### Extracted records

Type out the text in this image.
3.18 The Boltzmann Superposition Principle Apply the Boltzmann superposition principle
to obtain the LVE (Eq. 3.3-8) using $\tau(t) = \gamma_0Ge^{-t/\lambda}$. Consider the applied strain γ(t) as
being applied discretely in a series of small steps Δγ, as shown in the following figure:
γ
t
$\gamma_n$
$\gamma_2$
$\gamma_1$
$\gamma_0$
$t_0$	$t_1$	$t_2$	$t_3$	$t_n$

### Your instructions
Each line above is to be repeated exactly.

### Task result
Type out the text in this image.
3.18 The Boltzmann Superposition Principle Apply the Boltzmann superposition principle
to obtain the LVE (Eq. 3.3-8) using $\tau(t) = \gamma_0Ge^{-t/\lambda}$. Consider the applied strain γ(t) as
being applied discretely in a series of small steps Δγ, as shown in the following figure:
γ
t
$\gamma_n$
$\gamma_2$
$\gamma_1$
$\gamma_0$
$t_0$	$t_1$	$t_2$	$t_3$	$t_n$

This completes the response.